───── Text segment ─────

Eugene O’Neill

Anna Christie

May 21, 1922
On this day, the Pulitzer prize was awarded to Eugene O'Neill for his play "Anna Christie."

Remembered as one of America’s greatest playwrights, most people are unaware that Eugene O'Neill was also a gardener.

After becoming a Nobel laureate in literature, Eugene used his Nobel prize money to buy over 100 acres in the San Ramon valley. There, Eugene built his hacienda-style Tao Home and Garden in 1937. Taoism influenced both the home and the garden.  A Chinese philosophy, Taoism focuses on living in harmony with the Tao or “the way.” Tao House Garden features paths with sharp turns and walls that are blank.
Today, the National Park Service is working to restore the home built by the "father of American theatre” - now a National Historic Site. The entire property was designed to promote harmony and deter bad spirits. Visitors often comment on the peaceful nature of the site.

─────

_Task statement:_
Which phrases in the Eugene O'Neill text are enclosed in quotation marks? The items that come next are drawn from a separate source.

───── Entries supplied ─────

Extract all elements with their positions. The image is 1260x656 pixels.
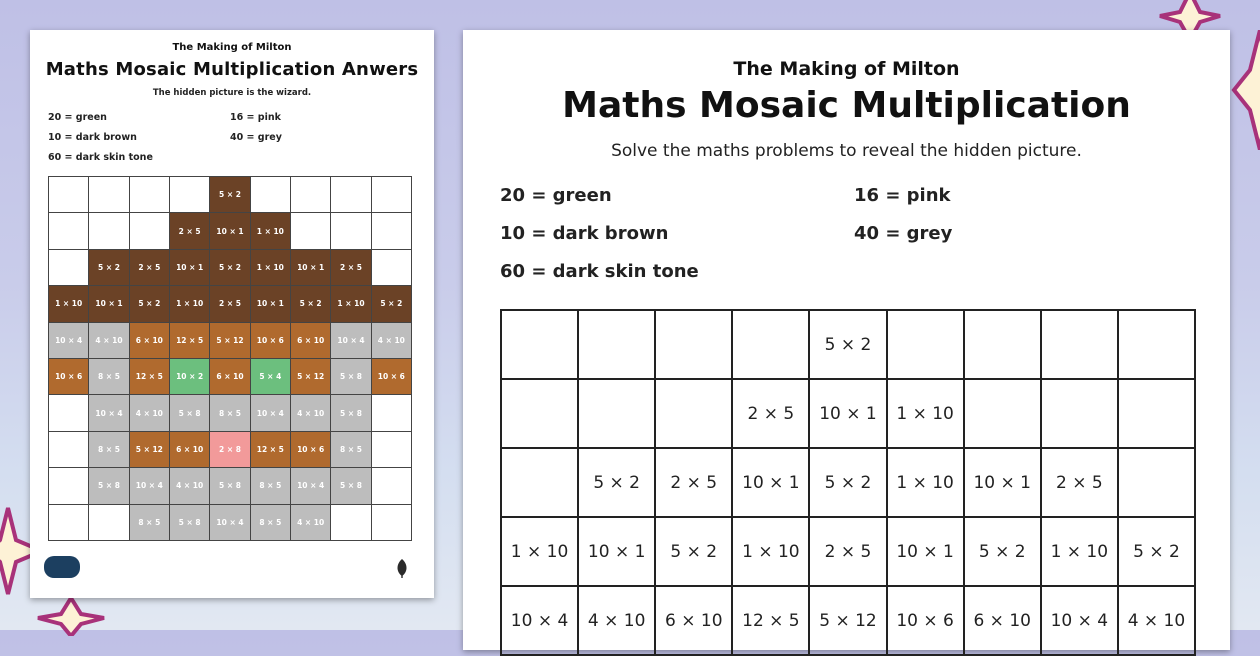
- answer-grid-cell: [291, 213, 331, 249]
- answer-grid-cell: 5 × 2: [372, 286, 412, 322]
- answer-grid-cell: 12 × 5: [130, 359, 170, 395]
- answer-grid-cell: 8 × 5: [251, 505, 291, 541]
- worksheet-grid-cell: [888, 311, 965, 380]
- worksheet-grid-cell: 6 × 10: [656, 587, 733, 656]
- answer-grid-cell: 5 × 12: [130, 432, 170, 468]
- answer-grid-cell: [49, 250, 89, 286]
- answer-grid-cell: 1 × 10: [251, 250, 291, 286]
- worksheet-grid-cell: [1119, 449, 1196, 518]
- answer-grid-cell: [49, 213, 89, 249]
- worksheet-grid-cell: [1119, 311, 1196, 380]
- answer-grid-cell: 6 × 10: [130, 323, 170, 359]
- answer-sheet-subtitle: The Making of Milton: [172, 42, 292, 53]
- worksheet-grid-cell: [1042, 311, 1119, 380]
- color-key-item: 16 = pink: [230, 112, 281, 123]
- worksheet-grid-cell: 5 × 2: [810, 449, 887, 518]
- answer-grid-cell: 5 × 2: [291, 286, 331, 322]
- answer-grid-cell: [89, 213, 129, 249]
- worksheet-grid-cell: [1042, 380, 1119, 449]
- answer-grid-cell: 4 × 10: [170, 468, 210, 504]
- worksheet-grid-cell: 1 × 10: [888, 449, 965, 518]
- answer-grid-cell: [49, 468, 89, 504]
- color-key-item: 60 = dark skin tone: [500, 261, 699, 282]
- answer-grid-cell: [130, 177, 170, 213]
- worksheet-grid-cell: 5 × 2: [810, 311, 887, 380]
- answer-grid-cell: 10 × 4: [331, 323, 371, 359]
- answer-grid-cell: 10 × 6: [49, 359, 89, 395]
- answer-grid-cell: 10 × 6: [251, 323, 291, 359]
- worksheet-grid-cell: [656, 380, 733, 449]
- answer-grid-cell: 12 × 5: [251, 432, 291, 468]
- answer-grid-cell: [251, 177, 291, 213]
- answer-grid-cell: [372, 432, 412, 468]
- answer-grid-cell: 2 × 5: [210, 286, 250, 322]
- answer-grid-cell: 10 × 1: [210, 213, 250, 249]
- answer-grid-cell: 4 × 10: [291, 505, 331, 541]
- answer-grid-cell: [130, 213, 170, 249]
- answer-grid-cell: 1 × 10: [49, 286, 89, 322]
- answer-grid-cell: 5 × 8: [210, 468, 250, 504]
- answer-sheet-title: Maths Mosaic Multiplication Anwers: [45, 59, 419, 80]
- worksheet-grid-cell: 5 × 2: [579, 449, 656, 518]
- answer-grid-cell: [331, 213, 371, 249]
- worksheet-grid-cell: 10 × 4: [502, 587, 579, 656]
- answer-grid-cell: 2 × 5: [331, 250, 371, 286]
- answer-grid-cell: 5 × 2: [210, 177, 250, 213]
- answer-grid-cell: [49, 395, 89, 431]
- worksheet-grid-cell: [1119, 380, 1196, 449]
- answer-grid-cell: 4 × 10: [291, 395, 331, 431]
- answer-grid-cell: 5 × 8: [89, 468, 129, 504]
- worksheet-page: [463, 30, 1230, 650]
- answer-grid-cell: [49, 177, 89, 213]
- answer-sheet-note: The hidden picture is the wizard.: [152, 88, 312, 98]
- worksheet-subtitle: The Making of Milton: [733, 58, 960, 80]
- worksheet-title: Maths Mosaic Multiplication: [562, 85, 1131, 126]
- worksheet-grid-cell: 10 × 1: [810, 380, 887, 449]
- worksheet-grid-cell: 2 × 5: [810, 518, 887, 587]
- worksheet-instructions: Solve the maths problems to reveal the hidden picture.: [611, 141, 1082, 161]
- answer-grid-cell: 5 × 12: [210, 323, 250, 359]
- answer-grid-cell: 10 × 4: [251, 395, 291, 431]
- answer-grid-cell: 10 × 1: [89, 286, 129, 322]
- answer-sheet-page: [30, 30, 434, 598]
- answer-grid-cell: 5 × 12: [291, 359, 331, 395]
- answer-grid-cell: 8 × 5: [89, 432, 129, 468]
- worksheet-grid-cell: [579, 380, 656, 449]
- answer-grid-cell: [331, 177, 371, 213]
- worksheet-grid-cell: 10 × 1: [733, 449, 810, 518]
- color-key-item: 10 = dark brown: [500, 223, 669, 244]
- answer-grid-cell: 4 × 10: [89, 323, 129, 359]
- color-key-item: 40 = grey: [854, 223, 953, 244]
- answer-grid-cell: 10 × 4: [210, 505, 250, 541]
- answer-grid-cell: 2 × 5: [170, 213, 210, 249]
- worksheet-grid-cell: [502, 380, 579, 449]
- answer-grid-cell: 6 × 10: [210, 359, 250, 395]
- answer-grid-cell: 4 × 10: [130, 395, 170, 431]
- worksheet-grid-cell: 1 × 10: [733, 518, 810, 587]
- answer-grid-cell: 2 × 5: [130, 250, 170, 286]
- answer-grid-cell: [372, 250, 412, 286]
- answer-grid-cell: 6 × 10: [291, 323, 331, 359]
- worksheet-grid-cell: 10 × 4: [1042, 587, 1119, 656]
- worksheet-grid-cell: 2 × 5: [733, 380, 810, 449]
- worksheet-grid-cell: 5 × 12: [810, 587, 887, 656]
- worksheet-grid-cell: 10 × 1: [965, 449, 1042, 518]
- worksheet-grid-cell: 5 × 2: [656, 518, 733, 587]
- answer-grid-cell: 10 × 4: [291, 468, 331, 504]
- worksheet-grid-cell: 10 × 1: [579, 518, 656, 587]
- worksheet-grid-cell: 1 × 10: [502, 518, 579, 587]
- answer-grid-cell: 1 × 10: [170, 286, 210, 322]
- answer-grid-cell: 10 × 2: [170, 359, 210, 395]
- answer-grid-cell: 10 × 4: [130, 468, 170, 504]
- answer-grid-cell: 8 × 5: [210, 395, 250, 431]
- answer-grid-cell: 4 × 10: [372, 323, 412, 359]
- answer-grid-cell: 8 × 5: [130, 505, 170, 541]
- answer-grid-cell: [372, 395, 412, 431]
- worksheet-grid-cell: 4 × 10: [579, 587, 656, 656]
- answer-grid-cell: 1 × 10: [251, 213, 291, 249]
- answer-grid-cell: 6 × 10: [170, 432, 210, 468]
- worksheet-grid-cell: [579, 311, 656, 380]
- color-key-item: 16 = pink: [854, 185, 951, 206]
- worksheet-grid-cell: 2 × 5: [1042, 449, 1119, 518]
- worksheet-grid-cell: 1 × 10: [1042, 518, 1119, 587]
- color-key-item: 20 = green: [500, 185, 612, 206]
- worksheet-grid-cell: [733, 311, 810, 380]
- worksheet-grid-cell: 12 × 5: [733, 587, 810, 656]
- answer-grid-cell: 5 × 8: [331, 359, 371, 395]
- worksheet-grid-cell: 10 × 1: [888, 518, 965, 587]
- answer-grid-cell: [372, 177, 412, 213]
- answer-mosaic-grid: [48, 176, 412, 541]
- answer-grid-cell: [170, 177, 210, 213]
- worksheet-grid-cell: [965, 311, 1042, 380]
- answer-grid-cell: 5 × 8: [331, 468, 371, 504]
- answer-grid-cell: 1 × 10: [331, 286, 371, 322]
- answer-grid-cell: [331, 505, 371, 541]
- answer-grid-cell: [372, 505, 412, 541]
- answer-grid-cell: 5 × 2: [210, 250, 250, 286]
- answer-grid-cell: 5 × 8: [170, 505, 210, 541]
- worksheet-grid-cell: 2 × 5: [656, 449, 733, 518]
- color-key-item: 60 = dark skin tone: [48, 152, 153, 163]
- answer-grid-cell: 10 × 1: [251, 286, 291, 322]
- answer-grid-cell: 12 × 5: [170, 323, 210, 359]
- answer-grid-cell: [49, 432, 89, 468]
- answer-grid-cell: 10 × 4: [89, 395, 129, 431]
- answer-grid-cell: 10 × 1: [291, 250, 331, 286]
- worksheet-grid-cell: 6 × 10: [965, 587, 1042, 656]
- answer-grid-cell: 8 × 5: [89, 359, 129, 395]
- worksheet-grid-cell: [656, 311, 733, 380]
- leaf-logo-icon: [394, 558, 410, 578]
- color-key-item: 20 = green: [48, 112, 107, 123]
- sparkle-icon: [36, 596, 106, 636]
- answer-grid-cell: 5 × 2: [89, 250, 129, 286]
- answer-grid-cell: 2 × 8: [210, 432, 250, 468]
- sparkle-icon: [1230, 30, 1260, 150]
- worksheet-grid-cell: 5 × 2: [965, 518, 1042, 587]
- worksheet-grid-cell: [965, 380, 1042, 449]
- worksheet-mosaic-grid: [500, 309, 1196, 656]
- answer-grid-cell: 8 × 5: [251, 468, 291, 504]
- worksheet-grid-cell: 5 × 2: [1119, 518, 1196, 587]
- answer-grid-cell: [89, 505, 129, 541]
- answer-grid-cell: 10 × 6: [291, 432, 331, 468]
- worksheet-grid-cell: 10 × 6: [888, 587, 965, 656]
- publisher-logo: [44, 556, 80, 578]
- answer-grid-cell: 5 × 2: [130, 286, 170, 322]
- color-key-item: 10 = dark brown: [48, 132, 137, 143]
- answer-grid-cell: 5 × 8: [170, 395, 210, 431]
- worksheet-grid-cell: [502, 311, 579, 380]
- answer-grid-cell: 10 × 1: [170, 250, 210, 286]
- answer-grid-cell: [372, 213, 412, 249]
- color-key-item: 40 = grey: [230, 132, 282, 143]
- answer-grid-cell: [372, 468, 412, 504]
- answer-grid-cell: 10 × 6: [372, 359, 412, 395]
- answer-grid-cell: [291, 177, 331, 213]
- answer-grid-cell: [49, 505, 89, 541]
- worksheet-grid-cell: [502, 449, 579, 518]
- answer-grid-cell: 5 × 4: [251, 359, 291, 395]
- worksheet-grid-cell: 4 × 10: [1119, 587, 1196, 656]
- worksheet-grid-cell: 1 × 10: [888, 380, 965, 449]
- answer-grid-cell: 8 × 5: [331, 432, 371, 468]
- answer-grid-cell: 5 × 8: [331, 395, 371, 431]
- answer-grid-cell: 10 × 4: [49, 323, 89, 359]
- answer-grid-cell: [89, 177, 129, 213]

─────
───── Entries supplied ─────

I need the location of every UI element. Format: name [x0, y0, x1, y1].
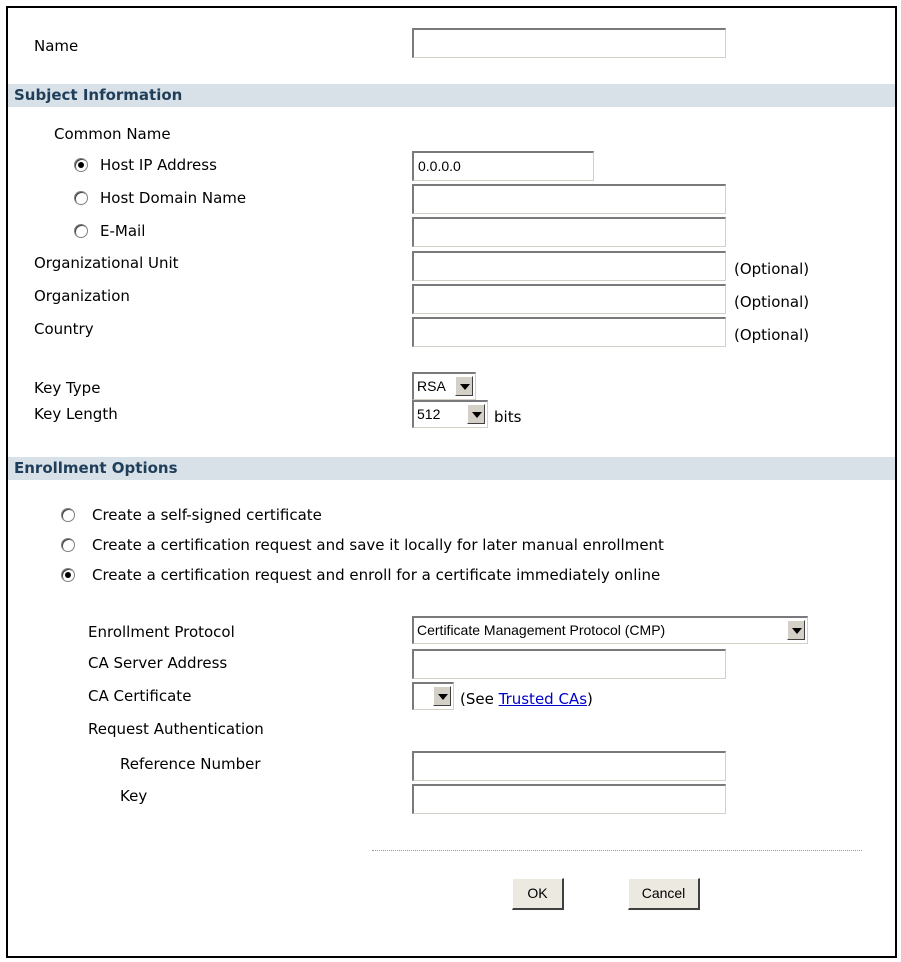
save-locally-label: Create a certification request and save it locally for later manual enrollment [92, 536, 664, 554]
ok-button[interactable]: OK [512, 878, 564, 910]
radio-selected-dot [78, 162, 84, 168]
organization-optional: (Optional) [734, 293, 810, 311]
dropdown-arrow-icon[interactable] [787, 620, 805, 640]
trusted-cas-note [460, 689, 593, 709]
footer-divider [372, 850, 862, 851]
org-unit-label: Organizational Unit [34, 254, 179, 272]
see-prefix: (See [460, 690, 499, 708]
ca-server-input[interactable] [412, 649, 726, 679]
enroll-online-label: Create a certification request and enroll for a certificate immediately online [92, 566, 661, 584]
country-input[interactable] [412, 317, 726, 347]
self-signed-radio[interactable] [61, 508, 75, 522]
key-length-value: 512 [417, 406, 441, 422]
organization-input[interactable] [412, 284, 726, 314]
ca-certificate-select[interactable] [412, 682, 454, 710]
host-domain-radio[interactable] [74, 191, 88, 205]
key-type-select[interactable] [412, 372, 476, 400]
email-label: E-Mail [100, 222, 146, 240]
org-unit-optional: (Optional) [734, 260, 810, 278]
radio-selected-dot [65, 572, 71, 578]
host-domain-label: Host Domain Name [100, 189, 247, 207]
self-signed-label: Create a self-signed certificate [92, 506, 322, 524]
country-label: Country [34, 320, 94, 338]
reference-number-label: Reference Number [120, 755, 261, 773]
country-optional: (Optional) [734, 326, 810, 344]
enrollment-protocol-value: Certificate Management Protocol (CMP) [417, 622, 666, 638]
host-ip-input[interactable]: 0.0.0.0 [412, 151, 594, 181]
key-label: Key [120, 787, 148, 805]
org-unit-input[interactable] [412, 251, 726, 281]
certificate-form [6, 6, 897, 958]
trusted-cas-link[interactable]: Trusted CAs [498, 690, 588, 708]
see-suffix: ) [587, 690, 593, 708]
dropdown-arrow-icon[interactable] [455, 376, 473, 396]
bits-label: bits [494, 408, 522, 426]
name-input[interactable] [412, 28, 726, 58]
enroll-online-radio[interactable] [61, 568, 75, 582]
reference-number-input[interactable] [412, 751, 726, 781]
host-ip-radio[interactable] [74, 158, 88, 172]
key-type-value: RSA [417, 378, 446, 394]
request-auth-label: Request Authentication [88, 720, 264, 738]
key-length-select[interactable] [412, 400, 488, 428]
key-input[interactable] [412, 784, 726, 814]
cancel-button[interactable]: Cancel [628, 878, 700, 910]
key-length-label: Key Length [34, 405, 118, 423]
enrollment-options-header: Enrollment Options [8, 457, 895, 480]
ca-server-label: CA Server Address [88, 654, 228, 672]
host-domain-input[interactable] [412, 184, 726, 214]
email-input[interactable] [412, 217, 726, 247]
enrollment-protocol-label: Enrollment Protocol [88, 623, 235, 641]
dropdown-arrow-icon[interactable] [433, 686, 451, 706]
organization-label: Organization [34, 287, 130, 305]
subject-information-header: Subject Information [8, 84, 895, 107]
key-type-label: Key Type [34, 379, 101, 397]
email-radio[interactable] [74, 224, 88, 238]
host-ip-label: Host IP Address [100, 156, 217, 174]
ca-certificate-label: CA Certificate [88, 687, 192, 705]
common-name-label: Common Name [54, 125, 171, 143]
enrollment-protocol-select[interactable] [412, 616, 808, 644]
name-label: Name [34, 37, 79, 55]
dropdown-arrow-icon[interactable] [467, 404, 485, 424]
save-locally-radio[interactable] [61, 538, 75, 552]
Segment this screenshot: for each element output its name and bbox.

─────

_Response below:_
- Anna Christie
- the way
- father of American theatre